> **Work request**: Reproduce, word for word, the part of the passage on intellectual nomadism below that starts with "Intellectual nomadism and" and goes on through "into unknown territories?".

> **Passage provided**:
►
Intellectual nomadism and its virtues
Scientific discovery can thrive on lack of familiarity. Often, an outsider to a field will rejuvenate it and render it fertile. 1 Cross-disciplinary research is fecund. But how to encourage it? How does one go across scientific boundaries? Where obtain the “road maps” and the guides for venturing into unknown territories?
An obvious answer is multidisciplinary teams, small enough that conversation will ensue and that a “trading zone” 2 will start to exist. One ought to encourage also (bureaucracies running science as a district administration by their very existence discourage it) a spirit of intellectual nomadism. Nomadic tribes, nomadic people, nomadic nations have enriched history. Remember some of their epics: the Jewish diaspora; the Westward move from the Gobi Desert to Central Europe and to Scandinavia of Magyars and Finns; the Turkish migration from the shores of the Pacific to present-day Turkey; the tribulations of the Mongols from Central Asia to set-up empires in India and China; the Indo-European migration into Western Europe, the Gypsies embodying its lingering trace; closer to us, in the nineteenth century, the Western expansion of the United States. Such moves of populations are emblematic of a free-roving spirit of enquiry across disciplinary boundaries. A living example is Paul C. Lauterbur, a pioneer in many areas within nuclear magnetic resonance (nmr). Two of those areas he explored and put on the map almost single-handedly are carbon-13 nmr and magnetic resonance imaging (mri). His motto, borrowed from the US military during the Vietnam War, is “search and destroy,” with the meaning of forays into unknown territory for “quick and dirty” (another American phrase) sizing-up the riches.
The metaphor connects voyages of discovery (such as that of Captain Cook) with the adventuresome spirit of a present-day scientist. The scientific community favors yet another metaphor, that of mining, with its successive discovery and exploitation. Some scientists with the bravery of the explorer – to be a nomad is uncomfortable and can be worrisome – rush into uncharted territory. They find there mines of new material. Other scientists, more patient and less creative, follow suit and dig into it.
◄
> **Listed records**:
►
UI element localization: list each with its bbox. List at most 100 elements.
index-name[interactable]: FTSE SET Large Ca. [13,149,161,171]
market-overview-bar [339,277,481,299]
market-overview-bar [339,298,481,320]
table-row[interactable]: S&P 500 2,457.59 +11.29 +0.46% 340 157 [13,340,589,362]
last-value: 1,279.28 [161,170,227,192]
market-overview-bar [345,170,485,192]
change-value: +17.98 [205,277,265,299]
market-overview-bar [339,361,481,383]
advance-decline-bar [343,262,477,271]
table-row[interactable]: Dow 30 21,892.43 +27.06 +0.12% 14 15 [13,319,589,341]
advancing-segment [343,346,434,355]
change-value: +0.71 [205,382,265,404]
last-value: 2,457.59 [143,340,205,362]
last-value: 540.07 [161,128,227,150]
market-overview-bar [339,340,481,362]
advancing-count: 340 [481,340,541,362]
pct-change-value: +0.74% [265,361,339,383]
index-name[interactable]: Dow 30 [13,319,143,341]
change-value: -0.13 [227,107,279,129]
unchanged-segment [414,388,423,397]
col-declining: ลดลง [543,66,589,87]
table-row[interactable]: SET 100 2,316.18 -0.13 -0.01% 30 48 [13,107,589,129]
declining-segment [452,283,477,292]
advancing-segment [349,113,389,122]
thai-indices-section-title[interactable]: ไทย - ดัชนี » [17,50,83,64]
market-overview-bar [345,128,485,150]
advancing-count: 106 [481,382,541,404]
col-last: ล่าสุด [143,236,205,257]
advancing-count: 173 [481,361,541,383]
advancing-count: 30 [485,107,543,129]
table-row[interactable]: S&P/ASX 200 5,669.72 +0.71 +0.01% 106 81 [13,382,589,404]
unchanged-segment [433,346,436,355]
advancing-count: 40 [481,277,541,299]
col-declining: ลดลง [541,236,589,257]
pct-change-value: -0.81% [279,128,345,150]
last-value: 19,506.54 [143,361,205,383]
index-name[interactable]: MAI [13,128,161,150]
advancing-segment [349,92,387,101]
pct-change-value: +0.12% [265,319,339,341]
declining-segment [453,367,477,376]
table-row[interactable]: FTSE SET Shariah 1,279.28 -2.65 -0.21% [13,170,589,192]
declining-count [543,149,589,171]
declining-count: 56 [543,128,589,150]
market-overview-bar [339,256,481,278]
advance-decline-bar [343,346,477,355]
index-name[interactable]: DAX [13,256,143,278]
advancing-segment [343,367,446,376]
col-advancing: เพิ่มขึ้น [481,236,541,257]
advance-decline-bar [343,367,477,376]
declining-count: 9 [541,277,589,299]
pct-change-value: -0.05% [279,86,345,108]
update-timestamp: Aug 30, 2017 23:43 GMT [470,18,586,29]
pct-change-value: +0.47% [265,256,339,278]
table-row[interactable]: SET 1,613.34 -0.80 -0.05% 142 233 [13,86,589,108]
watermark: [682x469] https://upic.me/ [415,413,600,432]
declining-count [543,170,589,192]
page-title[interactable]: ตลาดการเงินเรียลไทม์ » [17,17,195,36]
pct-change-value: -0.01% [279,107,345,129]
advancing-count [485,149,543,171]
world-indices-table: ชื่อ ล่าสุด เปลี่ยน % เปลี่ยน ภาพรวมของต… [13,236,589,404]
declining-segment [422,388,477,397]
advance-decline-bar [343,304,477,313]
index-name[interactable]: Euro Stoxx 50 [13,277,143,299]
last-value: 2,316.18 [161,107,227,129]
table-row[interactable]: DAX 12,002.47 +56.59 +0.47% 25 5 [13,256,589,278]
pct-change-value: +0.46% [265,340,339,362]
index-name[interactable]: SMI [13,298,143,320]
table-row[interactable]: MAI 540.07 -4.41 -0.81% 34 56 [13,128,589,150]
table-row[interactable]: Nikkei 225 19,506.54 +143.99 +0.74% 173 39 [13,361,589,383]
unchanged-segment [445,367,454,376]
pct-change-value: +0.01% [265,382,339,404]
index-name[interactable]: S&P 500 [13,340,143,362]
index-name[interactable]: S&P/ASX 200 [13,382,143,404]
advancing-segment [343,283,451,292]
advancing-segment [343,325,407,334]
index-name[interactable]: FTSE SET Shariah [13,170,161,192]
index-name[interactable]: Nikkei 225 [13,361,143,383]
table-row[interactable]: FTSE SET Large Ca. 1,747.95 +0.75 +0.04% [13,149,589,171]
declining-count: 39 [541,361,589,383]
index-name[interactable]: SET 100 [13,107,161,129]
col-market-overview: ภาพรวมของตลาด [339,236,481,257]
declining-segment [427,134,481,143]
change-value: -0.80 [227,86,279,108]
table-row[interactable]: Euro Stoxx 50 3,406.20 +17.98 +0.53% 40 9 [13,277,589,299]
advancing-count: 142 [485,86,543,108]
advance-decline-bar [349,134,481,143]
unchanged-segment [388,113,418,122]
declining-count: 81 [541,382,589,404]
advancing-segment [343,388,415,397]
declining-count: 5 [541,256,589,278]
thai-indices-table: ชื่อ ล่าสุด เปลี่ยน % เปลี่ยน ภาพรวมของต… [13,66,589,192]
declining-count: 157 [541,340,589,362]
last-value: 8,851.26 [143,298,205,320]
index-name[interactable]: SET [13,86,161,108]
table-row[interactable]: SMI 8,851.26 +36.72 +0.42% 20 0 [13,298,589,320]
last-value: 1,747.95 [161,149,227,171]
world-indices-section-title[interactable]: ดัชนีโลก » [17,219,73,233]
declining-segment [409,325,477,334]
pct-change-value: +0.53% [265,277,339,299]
◄
> **Solution**:
Intellectual nomadism and its virtues
Scientific discovery can thrive on lack of familiarity. Often, an outsider to a field will rejuvenate it and render it fertile. 1 Cross-disciplinary research is fecund. But how to encourage it? How does one go across scientific boundaries? Where obtain the “road maps” and the guides for venturing into unknown territories?